Reproduce the following material exactly, including every line.

** start Dataset extract **

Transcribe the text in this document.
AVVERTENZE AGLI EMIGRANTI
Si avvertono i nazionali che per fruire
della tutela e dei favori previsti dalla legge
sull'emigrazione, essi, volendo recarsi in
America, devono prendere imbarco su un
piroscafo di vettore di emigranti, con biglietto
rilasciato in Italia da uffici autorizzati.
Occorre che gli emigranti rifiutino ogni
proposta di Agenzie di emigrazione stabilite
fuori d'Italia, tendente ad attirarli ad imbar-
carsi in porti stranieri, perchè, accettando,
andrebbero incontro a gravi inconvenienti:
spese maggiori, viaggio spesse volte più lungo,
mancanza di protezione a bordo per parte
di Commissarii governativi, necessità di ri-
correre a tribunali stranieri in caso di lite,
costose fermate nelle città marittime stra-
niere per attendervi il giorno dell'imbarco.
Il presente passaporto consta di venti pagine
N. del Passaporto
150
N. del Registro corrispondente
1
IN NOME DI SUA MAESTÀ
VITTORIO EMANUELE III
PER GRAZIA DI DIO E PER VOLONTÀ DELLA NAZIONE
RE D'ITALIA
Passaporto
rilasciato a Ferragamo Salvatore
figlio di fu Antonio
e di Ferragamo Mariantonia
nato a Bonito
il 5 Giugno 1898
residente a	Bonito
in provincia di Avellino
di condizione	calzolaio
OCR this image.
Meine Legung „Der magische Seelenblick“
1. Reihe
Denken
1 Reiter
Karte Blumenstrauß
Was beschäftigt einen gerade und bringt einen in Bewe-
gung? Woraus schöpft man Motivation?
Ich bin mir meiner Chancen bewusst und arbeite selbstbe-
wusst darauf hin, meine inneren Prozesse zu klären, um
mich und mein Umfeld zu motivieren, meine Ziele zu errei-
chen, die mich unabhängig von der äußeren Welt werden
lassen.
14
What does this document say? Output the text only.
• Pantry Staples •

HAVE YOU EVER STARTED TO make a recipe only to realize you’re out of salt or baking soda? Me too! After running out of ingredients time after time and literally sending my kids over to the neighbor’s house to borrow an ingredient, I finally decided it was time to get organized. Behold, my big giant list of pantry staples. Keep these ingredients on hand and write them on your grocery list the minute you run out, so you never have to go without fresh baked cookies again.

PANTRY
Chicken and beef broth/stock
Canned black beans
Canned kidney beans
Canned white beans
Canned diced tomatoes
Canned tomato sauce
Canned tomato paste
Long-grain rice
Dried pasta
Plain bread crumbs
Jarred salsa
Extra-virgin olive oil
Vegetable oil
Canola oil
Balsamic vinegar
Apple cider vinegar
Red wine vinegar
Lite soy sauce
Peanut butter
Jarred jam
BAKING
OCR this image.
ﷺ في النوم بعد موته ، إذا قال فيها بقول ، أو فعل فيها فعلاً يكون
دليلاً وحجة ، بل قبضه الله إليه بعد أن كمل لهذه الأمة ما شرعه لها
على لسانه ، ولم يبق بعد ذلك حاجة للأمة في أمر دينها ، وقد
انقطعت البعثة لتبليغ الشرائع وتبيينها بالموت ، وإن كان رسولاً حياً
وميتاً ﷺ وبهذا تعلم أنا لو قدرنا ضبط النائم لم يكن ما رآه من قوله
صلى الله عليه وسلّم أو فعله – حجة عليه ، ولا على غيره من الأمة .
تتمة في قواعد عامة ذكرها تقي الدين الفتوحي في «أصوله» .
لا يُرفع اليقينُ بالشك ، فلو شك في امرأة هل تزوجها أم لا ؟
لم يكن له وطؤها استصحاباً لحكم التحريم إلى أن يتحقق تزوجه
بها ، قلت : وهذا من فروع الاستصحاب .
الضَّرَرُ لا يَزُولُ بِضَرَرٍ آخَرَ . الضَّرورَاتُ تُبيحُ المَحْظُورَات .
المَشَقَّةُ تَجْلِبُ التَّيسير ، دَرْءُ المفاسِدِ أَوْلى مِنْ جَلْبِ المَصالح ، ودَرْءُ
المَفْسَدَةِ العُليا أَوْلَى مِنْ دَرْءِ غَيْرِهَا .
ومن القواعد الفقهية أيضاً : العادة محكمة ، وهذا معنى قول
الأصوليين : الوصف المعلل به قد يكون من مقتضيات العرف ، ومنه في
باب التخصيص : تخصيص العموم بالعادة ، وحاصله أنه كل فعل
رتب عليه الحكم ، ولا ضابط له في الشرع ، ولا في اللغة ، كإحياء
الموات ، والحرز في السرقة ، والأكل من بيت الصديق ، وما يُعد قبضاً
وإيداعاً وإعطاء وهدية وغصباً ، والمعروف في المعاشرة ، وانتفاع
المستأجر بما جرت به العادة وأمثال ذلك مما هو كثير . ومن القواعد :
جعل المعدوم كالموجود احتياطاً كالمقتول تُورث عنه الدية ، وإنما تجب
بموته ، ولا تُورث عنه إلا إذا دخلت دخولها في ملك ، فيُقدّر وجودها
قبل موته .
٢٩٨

** end Dataset extract **

**Output for this exercise**
Transcribe the text in this document.
AVVERTENZE AGLI EMIGRANTI
Si avvertono i nazionali che per fruire
della tutela e dei favori previsti dalla legge
sull'emigrazione, essi, volendo recarsi in
America, devono prendere imbarco su un
piroscafo di vettore di emigranti, con biglietto
rilasciato in Italia da uffici autorizzati.
Occorre che gli emigranti rifiutino ogni
proposta di Agenzie di emigrazione stabilite
fuori d'Italia, tendente ad attirarli ad imbar-
carsi in porti stranieri, perchè, accettando,
andrebbero incontro a gravi inconvenienti:
spese maggiori, viaggio spesse volte più lungo,
mancanza di protezione a bordo per parte
di Commissarii governativi, necessità di ri-
correre a tribunali stranieri in caso di lite,
costose fermate nelle città marittime stra-
niere per attendervi il giorno dell'imbarco.
Il presente passaporto consta di venti pagine
N. del Passaporto
150
N. del Registro corrispondente
1
IN NOME DI SUA MAESTÀ
VITTORIO EMANUELE III
PER GRAZIA DI DIO E PER VOLONTÀ DELLA NAZIONE
RE D'ITALIA
Passaporto
rilasciato a Ferragamo Salvatore
figlio di fu Antonio
e di Ferragamo Mariantonia
nato a Bonito
il 5 Giugno 1898
residente a	Bonito
in provincia di Avellino
di condizione	calzolaio
OCR this image.
Meine Legung „Der magische Seelenblick“
1. Reihe
Denken
1 Reiter
Karte Blumenstrauß
Was beschäftigt einen gerade und bringt einen in Bewe-
gung? Woraus schöpft man Motivation?
Ich bin mir meiner Chancen bewusst und arbeite selbstbe-
wusst darauf hin, meine inneren Prozesse zu klären, um
mich und mein Umfeld zu motivieren, meine Ziele zu errei-
chen, die mich unabhängig von der äußeren Welt werden
lassen.
14
What does this document say? Output the text only.
• Pantry Staples •

HAVE YOU EVER STARTED TO make a recipe only to realize you’re out of salt or baking soda? Me too! After running out of ingredients time after time and literally sending my kids over to the neighbor’s house to borrow an ingredient, I finally decided it was time to get organized. Behold, my big giant list of pantry staples. Keep these ingredients on hand and write them on your grocery list the minute you run out, so you never have to go without fresh baked cookies again.

PANTRY
Chicken and beef broth/stock
Canned black beans
Canned kidney beans
Canned white beans
Canned diced tomatoes
Canned tomato sauce
Canned tomato paste
Long-grain rice
Dried pasta
Plain bread crumbs
Jarred salsa
Extra-virgin olive oil
Vegetable oil
Canola oil
Balsamic vinegar
Apple cider vinegar
Red wine vinegar
Lite soy sauce
Peanut butter
Jarred jam
BAKING
OCR this image.
ﷺ في النوم بعد موته ، إذا قال فيها بقول ، أو فعل فيها فعلاً يكون
دليلاً وحجة ، بل قبضه الله إليه بعد أن كمل لهذه الأمة ما شرعه لها
على لسانه ، ولم يبق بعد ذلك حاجة للأمة في أمر دينها ، وقد
انقطعت البعثة لتبليغ الشرائع وتبيينها بالموت ، وإن كان رسولاً حياً
وميتاً ﷺ وبهذا تعلم أنا لو قدرنا ضبط النائم لم يكن ما رآه من قوله
صلى الله عليه وسلّم أو فعله – حجة عليه ، ولا على غيره من الأمة .
تتمة في قواعد عامة ذكرها تقي الدين الفتوحي في «أصوله» .
لا يُرفع اليقينُ بالشك ، فلو شك في امرأة هل تزوجها أم لا ؟
لم يكن له وطؤها استصحاباً لحكم التحريم إلى أن يتحقق تزوجه
بها ، قلت : وهذا من فروع الاستصحاب .
الضَّرَرُ لا يَزُولُ بِضَرَرٍ آخَرَ . الضَّرورَاتُ تُبيحُ المَحْظُورَات .
المَشَقَّةُ تَجْلِبُ التَّيسير ، دَرْءُ المفاسِدِ أَوْلى مِنْ جَلْبِ المَصالح ، ودَرْءُ
المَفْسَدَةِ العُليا أَوْلَى مِنْ دَرْءِ غَيْرِهَا .
ومن القواعد الفقهية أيضاً : العادة محكمة ، وهذا معنى قول
الأصوليين : الوصف المعلل به قد يكون من مقتضيات العرف ، ومنه في
باب التخصيص : تخصيص العموم بالعادة ، وحاصله أنه كل فعل
رتب عليه الحكم ، ولا ضابط له في الشرع ، ولا في اللغة ، كإحياء
الموات ، والحرز في السرقة ، والأكل من بيت الصديق ، وما يُعد قبضاً
وإيداعاً وإعطاء وهدية وغصباً ، والمعروف في المعاشرة ، وانتفاع
المستأجر بما جرت به العادة وأمثال ذلك مما هو كثير . ومن القواعد :
جعل المعدوم كالموجود احتياطاً كالمقتول تُورث عنه الدية ، وإنما تجب
بموته ، ولا تُورث عنه إلا إذا دخلت دخولها في ملك ، فيُقدّر وجودها
قبل موته .
٢٩٨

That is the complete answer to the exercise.